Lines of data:

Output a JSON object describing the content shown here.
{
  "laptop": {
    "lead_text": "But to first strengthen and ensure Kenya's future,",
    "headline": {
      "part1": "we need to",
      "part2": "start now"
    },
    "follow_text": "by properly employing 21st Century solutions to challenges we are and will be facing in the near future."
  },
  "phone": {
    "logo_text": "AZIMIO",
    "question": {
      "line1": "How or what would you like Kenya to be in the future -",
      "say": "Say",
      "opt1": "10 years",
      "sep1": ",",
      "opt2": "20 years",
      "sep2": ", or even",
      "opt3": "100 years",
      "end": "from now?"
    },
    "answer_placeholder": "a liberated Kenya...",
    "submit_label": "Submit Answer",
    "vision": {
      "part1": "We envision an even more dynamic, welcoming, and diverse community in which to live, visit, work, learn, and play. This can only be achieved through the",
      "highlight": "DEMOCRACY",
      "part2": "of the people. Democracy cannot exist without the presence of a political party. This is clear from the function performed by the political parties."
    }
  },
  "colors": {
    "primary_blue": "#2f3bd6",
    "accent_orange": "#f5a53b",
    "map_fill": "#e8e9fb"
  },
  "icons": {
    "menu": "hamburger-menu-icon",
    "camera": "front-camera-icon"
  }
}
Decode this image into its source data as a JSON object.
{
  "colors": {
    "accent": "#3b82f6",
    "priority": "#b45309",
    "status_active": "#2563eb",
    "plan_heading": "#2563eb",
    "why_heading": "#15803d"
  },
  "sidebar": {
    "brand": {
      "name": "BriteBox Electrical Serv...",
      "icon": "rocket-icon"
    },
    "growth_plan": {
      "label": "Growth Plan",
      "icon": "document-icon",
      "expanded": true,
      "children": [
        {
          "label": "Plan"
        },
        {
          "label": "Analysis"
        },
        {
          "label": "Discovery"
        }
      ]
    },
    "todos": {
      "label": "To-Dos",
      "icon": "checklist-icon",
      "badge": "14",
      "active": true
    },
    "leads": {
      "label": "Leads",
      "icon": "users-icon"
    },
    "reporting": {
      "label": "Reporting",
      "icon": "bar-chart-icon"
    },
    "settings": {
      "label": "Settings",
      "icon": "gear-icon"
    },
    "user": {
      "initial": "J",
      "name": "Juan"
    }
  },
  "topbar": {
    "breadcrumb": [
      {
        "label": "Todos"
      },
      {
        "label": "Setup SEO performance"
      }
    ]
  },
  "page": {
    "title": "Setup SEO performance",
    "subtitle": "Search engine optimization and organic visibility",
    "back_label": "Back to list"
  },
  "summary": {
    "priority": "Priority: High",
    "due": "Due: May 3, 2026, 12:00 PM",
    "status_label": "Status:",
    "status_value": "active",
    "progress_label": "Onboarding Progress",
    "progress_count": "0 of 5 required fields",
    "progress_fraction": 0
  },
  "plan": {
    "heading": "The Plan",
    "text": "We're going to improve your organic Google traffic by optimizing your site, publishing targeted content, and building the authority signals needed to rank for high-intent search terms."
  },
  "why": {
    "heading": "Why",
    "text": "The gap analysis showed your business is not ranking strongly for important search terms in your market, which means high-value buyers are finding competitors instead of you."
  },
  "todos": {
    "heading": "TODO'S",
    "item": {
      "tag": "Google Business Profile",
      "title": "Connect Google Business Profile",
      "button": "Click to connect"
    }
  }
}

| Your task |
Every record above should be output exactly.

| Result of the exercise |
Output a JSON object describing the content shown here.
{
  "laptop": {
    "lead_text": "But to first strengthen and ensure Kenya's future,",
    "headline": {
      "part1": "we need to",
      "part2": "start now"
    },
    "follow_text": "by properly employing 21st Century solutions to challenges we are and will be facing in the near future."
  },
  "phone": {
    "logo_text": "AZIMIO",
    "question": {
      "line1": "How or what would you like Kenya to be in the future -",
      "say": "Say",
      "opt1": "10 years",
      "sep1": ",",
      "opt2": "20 years",
      "sep2": ", or even",
      "opt3": "100 years",
      "end": "from now?"
    },
    "answer_placeholder": "a liberated Kenya...",
    "submit_label": "Submit Answer",
    "vision": {
      "part1": "We envision an even more dynamic, welcoming, and diverse community in which to live, visit, work, learn, and play. This can only be achieved through the",
      "highlight": "DEMOCRACY",
      "part2": "of the people. Democracy cannot exist without the presence of a political party. This is clear from the function performed by the political parties."
    }
  },
  "colors": {
    "primary_blue": "#2f3bd6",
    "accent_orange": "#f5a53b",
    "map_fill": "#e8e9fb"
  },
  "icons": {
    "menu": "hamburger-menu-icon",
    "camera": "front-camera-icon"
  }
}
Decode this image into its source data as a JSON object.
{
  "colors": {
    "accent": "#3b82f6",
    "priority": "#b45309",
    "status_active": "#2563eb",
    "plan_heading": "#2563eb",
    "why_heading": "#15803d"
  },
  "sidebar": {
    "brand": {
      "name": "BriteBox Electrical Serv...",
      "icon": "rocket-icon"
    },
    "growth_plan": {
      "label": "Growth Plan",
      "icon": "document-icon",
      "expanded": true,
      "children": [
        {
          "label": "Plan"
        },
        {
          "label": "Analysis"
        },
        {
          "label": "Discovery"
        }
      ]
    },
    "todos": {
      "label": "To-Dos",
      "icon": "checklist-icon",
      "badge": "14",
      "active": true
    },
    "leads": {
      "label": "Leads",
      "icon": "users-icon"
    },
    "reporting": {
      "label": "Reporting",
      "icon": "bar-chart-icon"
    },
    "settings": {
      "label": "Settings",
      "icon": "gear-icon"
    },
    "user": {
      "initial": "J",
      "name": "Juan"
    }
  },
  "topbar": {
    "breadcrumb": [
      {
        "label": "Todos"
      },
      {
        "label": "Setup SEO performance"
      }
    ]
  },
  "page": {
    "title": "Setup SEO performance",
    "subtitle": "Search engine optimization and organic visibility",
    "back_label": "Back to list"
  },
  "summary": {
    "priority": "Priority: High",
    "due": "Due: May 3, 2026, 12:00 PM",
    "status_label": "Status:",
    "status_value": "active",
    "progress_label": "Onboarding Progress",
    "progress_count": "0 of 5 required fields",
    "progress_fraction": 0
  },
  "plan": {
    "heading": "The Plan",
    "text": "We're going to improve your organic Google traffic by optimizing your site, publishing targeted content, and building the authority signals needed to rank for high-intent search terms."
  },
  "why": {
    "heading": "Why",
    "text": "The gap analysis showed your business is not ranking strongly for important search terms in your market, which means high-value buyers are finding competitors instead of you."
  },
  "todos": {
    "heading": "TODO'S",
    "item": {
      "tag": "Google Business Profile",
      "title": "Connect Google Business Profile",
      "button": "Click to connect"
    }
  }
}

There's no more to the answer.